(Lines of data)
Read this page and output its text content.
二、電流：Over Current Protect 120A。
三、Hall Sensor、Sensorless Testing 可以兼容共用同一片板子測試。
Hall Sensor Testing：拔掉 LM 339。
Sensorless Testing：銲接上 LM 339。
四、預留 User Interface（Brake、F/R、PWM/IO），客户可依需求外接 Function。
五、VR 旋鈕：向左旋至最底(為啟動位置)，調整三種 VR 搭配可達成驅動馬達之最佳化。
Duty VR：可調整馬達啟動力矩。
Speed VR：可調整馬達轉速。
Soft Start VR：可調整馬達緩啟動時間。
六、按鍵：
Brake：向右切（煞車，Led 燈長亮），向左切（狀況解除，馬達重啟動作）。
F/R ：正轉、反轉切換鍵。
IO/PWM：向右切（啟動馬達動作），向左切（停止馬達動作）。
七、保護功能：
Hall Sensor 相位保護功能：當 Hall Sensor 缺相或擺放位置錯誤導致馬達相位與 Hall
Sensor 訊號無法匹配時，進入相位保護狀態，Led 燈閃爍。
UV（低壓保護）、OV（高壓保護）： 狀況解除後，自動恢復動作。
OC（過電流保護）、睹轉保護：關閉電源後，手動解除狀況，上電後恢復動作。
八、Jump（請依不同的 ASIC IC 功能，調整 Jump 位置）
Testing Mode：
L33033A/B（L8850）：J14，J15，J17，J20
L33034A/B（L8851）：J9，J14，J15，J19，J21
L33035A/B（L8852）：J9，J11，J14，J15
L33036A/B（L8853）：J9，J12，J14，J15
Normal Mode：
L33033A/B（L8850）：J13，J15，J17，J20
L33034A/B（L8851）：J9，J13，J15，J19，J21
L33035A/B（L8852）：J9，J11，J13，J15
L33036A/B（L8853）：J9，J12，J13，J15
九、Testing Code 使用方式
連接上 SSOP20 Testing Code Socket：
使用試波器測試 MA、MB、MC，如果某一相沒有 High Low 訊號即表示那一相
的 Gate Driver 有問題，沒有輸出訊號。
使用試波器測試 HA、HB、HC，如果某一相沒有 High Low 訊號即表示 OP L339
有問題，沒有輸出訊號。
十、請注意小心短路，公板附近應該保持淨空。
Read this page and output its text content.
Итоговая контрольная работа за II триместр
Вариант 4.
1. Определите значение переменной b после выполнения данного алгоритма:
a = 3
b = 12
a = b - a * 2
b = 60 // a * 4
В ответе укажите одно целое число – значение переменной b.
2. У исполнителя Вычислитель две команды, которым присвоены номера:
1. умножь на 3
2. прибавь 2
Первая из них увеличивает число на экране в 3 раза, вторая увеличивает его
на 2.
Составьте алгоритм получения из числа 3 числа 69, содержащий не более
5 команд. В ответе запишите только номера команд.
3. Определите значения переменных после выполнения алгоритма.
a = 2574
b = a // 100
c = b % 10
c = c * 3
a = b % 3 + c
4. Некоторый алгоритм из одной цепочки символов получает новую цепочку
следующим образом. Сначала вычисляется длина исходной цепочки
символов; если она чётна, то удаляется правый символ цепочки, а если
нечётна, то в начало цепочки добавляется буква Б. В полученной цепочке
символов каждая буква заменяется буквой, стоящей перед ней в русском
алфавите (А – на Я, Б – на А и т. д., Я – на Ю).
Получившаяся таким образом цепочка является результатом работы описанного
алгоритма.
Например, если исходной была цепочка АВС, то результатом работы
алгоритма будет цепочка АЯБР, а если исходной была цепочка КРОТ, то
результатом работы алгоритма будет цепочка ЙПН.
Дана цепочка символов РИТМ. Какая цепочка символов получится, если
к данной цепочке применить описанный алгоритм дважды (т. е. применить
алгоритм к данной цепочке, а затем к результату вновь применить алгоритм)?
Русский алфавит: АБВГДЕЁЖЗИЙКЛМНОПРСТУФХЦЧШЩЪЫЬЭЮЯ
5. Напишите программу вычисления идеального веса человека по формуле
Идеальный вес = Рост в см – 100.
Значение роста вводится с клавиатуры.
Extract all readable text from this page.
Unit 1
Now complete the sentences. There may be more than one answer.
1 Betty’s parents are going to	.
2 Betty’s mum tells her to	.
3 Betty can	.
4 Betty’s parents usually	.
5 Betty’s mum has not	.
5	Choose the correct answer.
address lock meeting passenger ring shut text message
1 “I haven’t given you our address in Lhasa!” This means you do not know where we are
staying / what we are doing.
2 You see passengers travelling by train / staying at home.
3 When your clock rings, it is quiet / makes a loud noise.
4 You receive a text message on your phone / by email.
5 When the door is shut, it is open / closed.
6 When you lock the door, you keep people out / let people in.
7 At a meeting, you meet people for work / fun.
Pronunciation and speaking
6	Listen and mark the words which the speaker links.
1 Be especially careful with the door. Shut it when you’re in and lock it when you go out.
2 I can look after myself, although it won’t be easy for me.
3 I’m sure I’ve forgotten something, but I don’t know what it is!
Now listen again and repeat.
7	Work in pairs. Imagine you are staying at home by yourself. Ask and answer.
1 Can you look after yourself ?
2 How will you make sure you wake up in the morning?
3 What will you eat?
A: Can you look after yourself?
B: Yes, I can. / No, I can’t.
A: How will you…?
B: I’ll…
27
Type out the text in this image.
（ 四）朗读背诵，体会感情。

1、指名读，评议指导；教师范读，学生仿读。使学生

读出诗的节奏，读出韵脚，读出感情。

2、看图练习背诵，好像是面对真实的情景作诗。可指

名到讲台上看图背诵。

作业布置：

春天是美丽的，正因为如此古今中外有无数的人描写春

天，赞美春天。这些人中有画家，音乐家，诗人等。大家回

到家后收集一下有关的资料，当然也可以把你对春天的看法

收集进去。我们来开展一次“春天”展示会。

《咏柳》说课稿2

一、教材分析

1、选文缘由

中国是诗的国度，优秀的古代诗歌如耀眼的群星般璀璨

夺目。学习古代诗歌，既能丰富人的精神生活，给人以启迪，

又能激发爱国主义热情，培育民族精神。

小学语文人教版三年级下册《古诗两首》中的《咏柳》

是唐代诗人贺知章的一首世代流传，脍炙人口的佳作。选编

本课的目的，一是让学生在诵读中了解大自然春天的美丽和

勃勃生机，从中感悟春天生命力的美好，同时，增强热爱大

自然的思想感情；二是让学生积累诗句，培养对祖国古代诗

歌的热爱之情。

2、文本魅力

_Exercise directions_: Find how many lines in the records contain the string "номера", then give the number alone.

_Answer for this exercise_: 2